» **Exercise goal**
Wherever the word "xlabel" appears in a line, copy that line.

◇ ◇ ◇ ◇ ◇ ◇ ◇

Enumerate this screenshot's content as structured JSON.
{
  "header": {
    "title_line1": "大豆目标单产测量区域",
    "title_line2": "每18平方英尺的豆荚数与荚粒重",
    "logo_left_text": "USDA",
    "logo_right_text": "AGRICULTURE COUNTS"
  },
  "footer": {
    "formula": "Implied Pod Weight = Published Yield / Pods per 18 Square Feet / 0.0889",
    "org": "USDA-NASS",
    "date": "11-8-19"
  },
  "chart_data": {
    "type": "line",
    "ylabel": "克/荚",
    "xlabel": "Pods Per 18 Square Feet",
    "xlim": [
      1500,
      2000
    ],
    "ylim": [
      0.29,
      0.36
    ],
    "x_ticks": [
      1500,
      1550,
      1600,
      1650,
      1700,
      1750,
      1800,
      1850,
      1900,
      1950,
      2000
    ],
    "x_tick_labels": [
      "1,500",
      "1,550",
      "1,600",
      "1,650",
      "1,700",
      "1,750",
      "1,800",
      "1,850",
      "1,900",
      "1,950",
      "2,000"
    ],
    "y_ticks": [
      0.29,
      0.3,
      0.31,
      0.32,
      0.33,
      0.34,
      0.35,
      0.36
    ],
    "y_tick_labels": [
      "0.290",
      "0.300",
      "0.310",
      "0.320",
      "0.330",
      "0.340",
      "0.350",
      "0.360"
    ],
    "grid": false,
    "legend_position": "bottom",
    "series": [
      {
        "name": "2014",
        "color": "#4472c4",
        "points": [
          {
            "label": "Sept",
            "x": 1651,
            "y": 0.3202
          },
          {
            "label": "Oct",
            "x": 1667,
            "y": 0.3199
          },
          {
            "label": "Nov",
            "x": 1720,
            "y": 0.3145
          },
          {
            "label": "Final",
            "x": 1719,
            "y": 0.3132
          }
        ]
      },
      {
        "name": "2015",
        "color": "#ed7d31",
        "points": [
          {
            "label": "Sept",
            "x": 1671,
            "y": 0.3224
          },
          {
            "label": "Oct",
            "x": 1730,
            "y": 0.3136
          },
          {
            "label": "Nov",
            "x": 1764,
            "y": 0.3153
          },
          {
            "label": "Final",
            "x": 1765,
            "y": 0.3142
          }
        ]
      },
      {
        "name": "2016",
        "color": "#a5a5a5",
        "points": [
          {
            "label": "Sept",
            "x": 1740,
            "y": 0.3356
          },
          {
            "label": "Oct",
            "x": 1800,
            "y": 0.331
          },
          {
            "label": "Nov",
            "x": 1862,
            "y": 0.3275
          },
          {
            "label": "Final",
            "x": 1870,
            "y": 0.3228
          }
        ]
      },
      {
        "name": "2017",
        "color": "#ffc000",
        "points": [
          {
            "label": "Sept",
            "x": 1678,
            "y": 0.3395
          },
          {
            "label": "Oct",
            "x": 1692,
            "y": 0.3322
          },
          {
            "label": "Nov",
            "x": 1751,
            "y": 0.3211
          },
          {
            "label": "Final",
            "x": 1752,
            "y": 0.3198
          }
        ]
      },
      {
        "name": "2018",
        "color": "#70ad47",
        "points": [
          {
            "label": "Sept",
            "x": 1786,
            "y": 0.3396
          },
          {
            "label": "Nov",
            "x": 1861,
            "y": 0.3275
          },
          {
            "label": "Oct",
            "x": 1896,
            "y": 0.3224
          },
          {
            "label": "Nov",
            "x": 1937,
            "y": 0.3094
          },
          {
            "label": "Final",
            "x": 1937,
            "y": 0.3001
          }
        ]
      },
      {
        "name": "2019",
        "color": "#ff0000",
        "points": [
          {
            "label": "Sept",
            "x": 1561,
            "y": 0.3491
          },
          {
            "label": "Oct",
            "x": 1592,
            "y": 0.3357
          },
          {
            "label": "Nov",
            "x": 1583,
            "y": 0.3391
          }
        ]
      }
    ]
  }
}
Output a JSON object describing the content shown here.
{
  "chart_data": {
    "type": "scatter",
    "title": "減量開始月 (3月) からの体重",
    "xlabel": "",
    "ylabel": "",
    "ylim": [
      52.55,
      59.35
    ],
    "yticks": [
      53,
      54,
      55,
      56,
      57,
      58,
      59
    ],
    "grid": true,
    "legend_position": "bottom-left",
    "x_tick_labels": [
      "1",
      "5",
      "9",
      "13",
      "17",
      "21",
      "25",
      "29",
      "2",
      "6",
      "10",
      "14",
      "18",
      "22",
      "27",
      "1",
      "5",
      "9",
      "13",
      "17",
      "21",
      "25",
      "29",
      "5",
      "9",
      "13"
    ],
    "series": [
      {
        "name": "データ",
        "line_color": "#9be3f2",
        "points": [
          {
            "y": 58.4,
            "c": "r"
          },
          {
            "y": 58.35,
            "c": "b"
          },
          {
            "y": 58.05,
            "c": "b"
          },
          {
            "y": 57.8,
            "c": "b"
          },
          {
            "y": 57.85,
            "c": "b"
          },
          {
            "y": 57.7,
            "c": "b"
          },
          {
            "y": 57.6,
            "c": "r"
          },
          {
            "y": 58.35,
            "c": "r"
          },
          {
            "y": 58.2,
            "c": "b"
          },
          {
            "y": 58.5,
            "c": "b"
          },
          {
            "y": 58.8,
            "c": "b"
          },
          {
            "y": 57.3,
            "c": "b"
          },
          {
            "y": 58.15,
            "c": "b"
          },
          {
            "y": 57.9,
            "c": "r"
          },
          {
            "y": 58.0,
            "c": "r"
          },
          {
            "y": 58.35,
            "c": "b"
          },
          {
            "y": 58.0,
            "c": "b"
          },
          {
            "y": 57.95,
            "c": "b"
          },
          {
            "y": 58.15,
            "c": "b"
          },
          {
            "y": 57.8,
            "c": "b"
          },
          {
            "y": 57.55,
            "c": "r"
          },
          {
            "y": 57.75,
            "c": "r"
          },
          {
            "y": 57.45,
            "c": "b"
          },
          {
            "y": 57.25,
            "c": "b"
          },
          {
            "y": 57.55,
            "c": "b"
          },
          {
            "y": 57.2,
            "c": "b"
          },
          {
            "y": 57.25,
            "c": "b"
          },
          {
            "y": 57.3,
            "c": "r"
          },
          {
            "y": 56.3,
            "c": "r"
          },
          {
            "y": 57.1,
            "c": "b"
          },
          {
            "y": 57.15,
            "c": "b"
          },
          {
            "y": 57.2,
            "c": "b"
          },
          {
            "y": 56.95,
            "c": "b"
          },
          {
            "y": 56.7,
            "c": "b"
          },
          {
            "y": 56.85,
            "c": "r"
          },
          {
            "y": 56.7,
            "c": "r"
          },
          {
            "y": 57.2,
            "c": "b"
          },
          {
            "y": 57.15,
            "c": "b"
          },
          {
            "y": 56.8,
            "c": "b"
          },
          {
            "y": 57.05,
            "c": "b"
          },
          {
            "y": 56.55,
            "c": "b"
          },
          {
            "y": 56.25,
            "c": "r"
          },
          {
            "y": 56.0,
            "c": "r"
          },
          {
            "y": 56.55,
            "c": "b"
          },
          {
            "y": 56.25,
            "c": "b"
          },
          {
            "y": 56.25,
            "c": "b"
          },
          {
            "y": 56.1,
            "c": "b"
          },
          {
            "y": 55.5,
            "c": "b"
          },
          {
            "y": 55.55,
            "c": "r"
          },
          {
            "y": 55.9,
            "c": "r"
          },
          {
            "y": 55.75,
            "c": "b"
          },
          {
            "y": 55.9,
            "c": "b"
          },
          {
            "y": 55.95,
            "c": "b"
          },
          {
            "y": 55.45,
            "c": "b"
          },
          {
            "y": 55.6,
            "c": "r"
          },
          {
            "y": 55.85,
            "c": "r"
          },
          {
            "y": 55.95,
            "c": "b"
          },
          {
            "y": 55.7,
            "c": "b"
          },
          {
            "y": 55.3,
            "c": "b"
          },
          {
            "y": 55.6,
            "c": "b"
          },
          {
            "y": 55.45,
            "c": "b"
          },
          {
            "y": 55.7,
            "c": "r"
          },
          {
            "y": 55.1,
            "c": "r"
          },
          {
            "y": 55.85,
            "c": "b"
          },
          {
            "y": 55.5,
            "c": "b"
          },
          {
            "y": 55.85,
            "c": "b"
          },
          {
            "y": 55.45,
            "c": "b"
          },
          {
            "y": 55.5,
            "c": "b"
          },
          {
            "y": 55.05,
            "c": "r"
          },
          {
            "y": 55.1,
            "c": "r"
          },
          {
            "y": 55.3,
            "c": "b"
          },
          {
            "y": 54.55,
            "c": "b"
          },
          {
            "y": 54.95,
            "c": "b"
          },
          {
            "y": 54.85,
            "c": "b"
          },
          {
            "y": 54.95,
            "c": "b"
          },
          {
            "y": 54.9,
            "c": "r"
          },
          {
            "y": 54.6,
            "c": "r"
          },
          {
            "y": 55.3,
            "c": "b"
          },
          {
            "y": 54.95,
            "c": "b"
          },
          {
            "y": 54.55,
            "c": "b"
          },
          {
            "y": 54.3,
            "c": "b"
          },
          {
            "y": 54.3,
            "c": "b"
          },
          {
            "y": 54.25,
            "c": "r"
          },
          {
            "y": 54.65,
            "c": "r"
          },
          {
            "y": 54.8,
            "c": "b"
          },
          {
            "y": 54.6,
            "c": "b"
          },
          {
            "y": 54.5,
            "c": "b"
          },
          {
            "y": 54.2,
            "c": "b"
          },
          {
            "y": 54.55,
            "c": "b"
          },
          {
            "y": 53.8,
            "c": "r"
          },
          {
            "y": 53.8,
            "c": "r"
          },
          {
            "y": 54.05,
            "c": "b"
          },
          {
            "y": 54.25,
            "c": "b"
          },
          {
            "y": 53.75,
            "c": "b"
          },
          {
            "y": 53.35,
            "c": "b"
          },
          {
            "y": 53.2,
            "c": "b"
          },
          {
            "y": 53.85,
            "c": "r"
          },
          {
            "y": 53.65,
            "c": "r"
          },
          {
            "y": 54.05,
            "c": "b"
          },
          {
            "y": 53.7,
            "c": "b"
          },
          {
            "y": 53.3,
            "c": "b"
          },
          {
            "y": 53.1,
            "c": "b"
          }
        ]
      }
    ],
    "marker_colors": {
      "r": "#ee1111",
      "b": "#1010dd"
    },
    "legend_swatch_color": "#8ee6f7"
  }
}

◇ ◇ ◇ ◇ ◇ ◇ ◇

» **Completed task**
    "xlabel": "Pods Per 18 Square Feet",
    "xlabel": "",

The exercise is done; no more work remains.